What to do »
Repeat the entries below exactly as they appear, with no pictures.

--- START ---

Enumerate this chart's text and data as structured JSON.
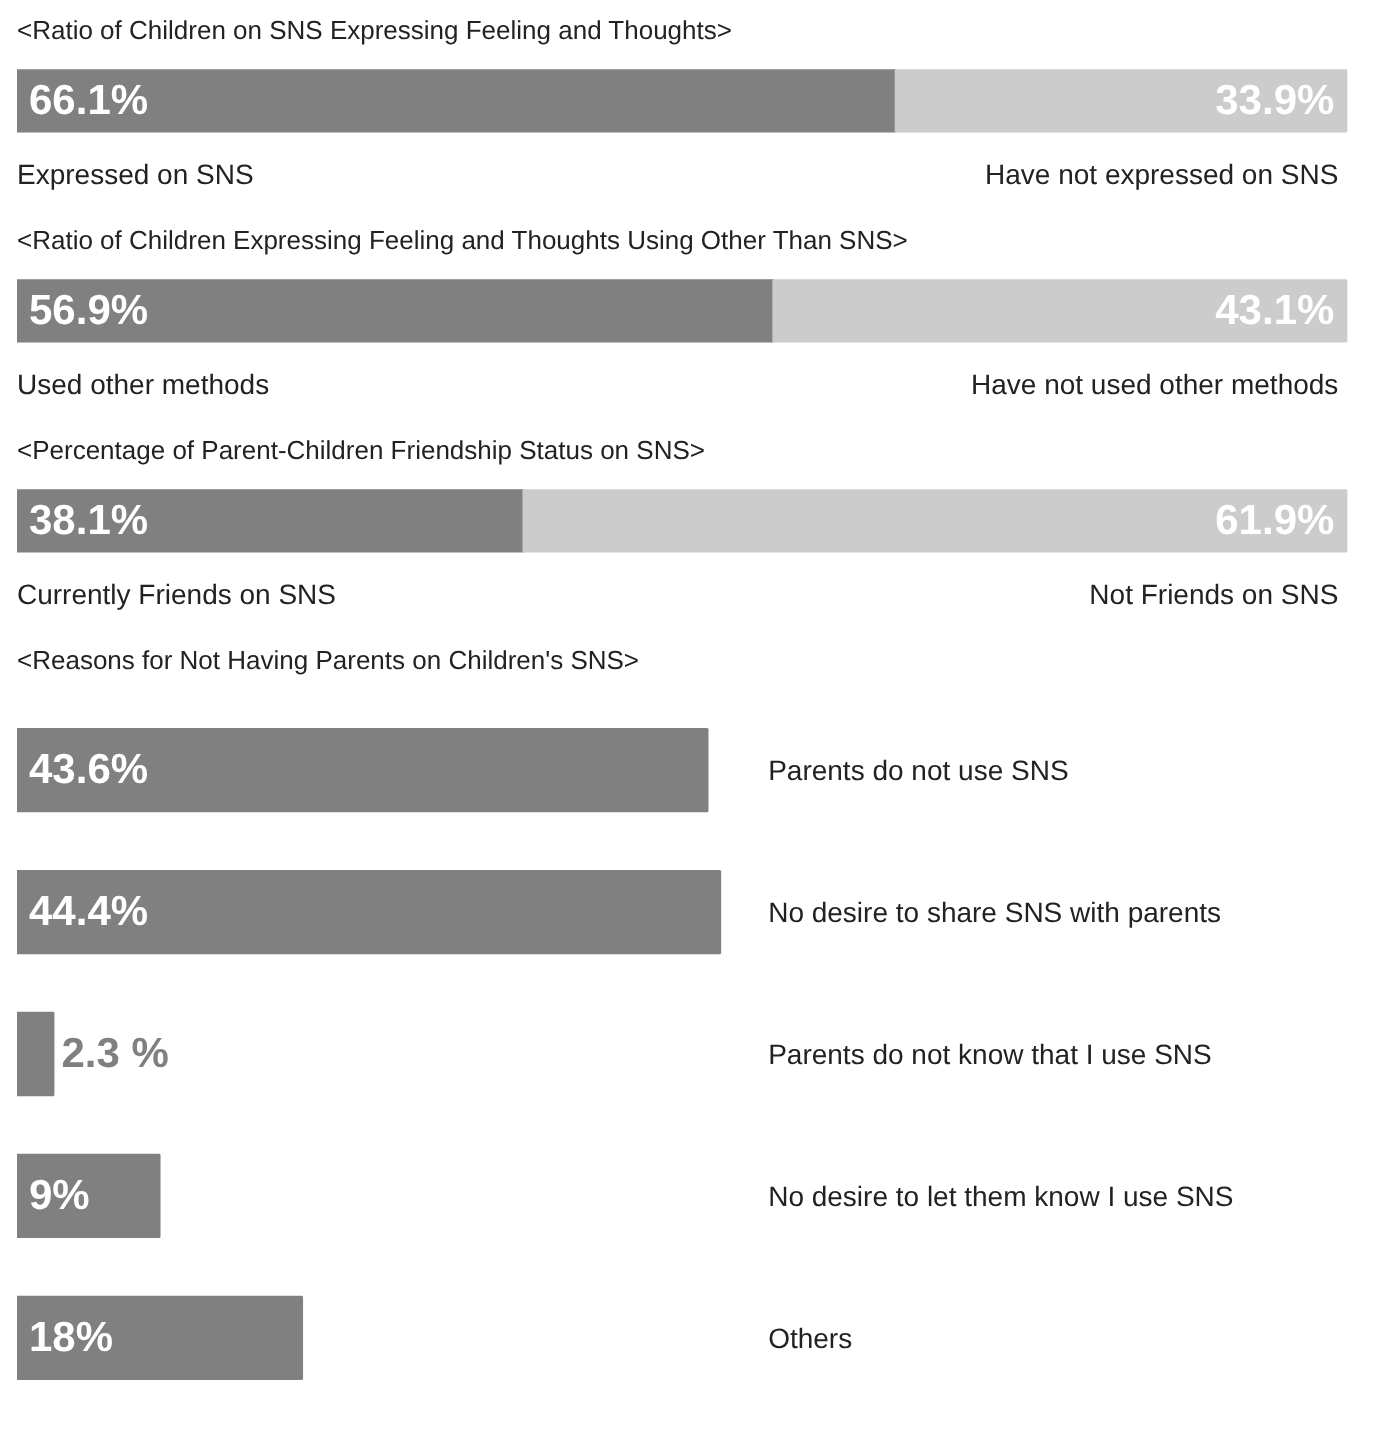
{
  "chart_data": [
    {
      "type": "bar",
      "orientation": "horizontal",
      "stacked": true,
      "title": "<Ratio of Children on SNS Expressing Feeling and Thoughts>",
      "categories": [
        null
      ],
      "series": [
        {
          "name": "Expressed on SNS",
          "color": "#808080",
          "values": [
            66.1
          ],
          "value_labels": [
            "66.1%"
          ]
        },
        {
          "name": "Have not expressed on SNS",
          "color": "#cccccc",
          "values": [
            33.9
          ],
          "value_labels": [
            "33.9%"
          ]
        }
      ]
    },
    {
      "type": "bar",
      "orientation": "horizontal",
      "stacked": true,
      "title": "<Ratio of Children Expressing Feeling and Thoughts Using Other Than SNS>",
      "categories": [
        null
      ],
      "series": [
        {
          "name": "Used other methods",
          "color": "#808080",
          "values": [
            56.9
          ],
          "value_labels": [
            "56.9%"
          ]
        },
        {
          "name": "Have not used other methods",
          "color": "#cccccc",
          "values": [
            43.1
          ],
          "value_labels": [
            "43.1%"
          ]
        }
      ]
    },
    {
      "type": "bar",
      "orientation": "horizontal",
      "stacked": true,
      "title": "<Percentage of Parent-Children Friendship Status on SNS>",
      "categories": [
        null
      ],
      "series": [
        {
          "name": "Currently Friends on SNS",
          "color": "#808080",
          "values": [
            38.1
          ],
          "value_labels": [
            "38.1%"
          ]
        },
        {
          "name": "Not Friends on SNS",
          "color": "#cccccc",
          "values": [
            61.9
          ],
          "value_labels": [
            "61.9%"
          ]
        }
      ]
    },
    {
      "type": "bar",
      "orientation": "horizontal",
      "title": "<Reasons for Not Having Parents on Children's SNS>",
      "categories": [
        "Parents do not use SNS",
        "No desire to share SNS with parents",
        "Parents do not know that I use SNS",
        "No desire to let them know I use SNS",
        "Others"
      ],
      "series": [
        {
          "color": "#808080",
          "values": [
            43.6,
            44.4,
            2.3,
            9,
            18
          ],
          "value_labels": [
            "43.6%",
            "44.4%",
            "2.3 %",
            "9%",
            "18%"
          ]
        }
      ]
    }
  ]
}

--- END ---

Exercise result »
Enumerate this chart's text and data as structured JSON.
{
  "chart_data": [
    {
      "type": "bar",
      "orientation": "horizontal",
      "stacked": true,
      "title": "<Ratio of Children on SNS Expressing Feeling and Thoughts>",
      "categories": [
        null
      ],
      "series": [
        {
          "name": "Expressed on SNS",
          "color": "#808080",
          "values": [
            66.1
          ],
          "value_labels": [
            "66.1%"
          ]
        },
        {
          "name": "Have not expressed on SNS",
          "color": "#cccccc",
          "values": [
            33.9
          ],
          "value_labels": [
            "33.9%"
          ]
        }
      ]
    },
    {
      "type": "bar",
      "orientation": "horizontal",
      "stacked": true,
      "title": "<Ratio of Children Expressing Feeling and Thoughts Using Other Than SNS>",
      "categories": [
        null
      ],
      "series": [
        {
          "name": "Used other methods",
          "color": "#808080",
          "values": [
            56.9
          ],
          "value_labels": [
            "56.9%"
          ]
        },
        {
          "name": "Have not used other methods",
          "color": "#cccccc",
          "values": [
            43.1
          ],
          "value_labels": [
            "43.1%"
          ]
        }
      ]
    },
    {
      "type": "bar",
      "orientation": "horizontal",
      "stacked": true,
      "title": "<Percentage of Parent-Children Friendship Status on SNS>",
      "categories": [
        null
      ],
      "series": [
        {
          "name": "Currently Friends on SNS",
          "color": "#808080",
          "values": [
            38.1
          ],
          "value_labels": [
            "38.1%"
          ]
        },
        {
          "name": "Not Friends on SNS",
          "color": "#cccccc",
          "values": [
            61.9
          ],
          "value_labels": [
            "61.9%"
          ]
        }
      ]
    },
    {
      "type": "bar",
      "orientation": "horizontal",
      "title": "<Reasons for Not Having Parents on Children's SNS>",
      "categories": [
        "Parents do not use SNS",
        "No desire to share SNS with parents",
        "Parents do not know that I use SNS",
        "No desire to let them know I use SNS",
        "Others"
      ],
      "series": [
        {
          "color": "#808080",
          "values": [
            43.6,
            44.4,
            2.3,
            9,
            18
          ],
          "value_labels": [
            "43.6%",
            "44.4%",
            "2.3 %",
            "9%",
            "18%"
          ]
        }
      ]
    }
  ]
}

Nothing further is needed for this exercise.